7. The carrier shall publish and distribute, at least quarterly, either its current formulary or a list of nonformularies to network providers. Such list shall clearly indicate whether the drugs included are formulary or nonformulary. Alternatively, the carrier may annually distribute new formularies or a list of nonformularies, and quarterly updates, to network providers. The current formulary or list of nonformulary drugs shall be provided by the carrier to covered persons upon request.
8. The contract and evidence of coverage form shall disclose the existence of the drug formulary, describe the approval process to obtain coverage of nonformulary drugs as formulary drugs and describe the process to appeal a denial of a request for approval of a nonformulary drug, including the right to appeal to the Independent Health Care Appeals Program in the Department of Health and Senior Services pursuant to P.L. 1997, c. 192, §11. The contract and evidence of coverage form shall state that a copy of the formulary will be provided by the carrier to a covered person upon request.
(c) Health benefit plans and stand-alone prescription drug plans may provide higher benefits for generic drugs than for brand name drugs provided:
1. The benefit for both generic and brand name drugs must result in a cost to the covered person of no more than 50 percent of the plan's contracted cost of the medication for prescription drugs obtained from network providers. A deductible, as described in 2. below, does not need to be considered in calculating the covered person's cost. For prescription drugs provided by out-of-network providers, coinsurance shall not exceed 50 percent.
2. If a health benefit plan has a separate deductible for prescription drugs or a stand-alone prescription drug plan has a deductible, such deductible shall not exceed $ 250.00 per calendar year for generic drugs and $ 250.00 per calendar year for non-generic drugs.
3. If a health benefit plan or a stand-alone prescription drug plan has a benefit maximum for prescription drugs, the maximum shall be the same for generic and brand name drugs.

N.J. Admin. Code § 11:22-5.9

New Rule, R.2006 d.189, effective 5/15/2006.
See: 37 N.J.R. 4510(a), 38 N.J.R. 2159(a).
Former N.J.A.C. 11:22-5.7, Effect on previously-approved forms, recodified to N.J.A.C. 11:22-5.9.
Recodified from N.J.A.C. 11:22-5.7 by R.2009 d.265, effective 9/8/2009 (operative September 8, 2010).
See: 40 N.J.R. 6915(a), 41 N.J.R. 3302(b).
Former N.J.A.C. 11:22-5.9, Effect on previously-approved forms, recodified to N.J.A.C. 11:22-5.11.

## Listed records
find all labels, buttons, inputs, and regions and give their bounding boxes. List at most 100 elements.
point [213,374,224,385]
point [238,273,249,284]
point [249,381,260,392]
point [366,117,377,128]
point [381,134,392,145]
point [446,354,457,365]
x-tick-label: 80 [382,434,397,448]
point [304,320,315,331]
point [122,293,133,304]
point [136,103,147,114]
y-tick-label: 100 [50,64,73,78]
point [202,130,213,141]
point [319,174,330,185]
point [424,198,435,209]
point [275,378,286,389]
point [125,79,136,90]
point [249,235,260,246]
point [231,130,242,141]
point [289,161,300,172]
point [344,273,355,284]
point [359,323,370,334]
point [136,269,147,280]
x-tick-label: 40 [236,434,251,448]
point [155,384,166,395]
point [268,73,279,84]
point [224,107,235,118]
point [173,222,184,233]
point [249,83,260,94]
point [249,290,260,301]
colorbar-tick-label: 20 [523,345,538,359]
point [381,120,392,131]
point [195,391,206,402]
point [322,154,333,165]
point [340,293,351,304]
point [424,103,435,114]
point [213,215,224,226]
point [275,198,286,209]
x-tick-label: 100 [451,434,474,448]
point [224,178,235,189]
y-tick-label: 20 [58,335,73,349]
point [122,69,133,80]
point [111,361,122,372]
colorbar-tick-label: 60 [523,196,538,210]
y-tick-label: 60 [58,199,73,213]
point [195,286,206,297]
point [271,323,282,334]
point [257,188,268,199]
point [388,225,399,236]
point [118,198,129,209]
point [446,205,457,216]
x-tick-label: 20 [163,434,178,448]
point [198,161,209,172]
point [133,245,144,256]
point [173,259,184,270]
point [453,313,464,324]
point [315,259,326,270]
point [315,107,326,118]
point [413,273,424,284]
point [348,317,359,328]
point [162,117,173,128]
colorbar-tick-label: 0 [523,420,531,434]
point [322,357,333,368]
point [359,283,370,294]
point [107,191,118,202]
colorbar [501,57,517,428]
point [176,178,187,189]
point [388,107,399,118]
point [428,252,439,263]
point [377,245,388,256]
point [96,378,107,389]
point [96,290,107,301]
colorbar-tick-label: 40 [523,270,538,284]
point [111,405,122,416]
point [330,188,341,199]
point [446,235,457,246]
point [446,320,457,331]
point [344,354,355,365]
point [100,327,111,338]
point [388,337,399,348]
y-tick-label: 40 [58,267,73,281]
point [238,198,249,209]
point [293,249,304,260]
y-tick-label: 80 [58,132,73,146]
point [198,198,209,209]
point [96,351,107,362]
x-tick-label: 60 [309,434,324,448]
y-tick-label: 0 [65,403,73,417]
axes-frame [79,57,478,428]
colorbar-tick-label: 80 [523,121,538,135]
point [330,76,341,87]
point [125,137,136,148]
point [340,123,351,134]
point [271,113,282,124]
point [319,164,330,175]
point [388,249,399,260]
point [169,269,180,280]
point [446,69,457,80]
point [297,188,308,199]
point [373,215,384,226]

## Your task
List every N.J.R. citation that appears in the passage on prescription drug formularies.

## Result of the task
37 N.J.R. 4510(a)
38 N.J.R. 2159(a)
40 N.J.R. 6915(a)
41 N.J.R. 3302(b)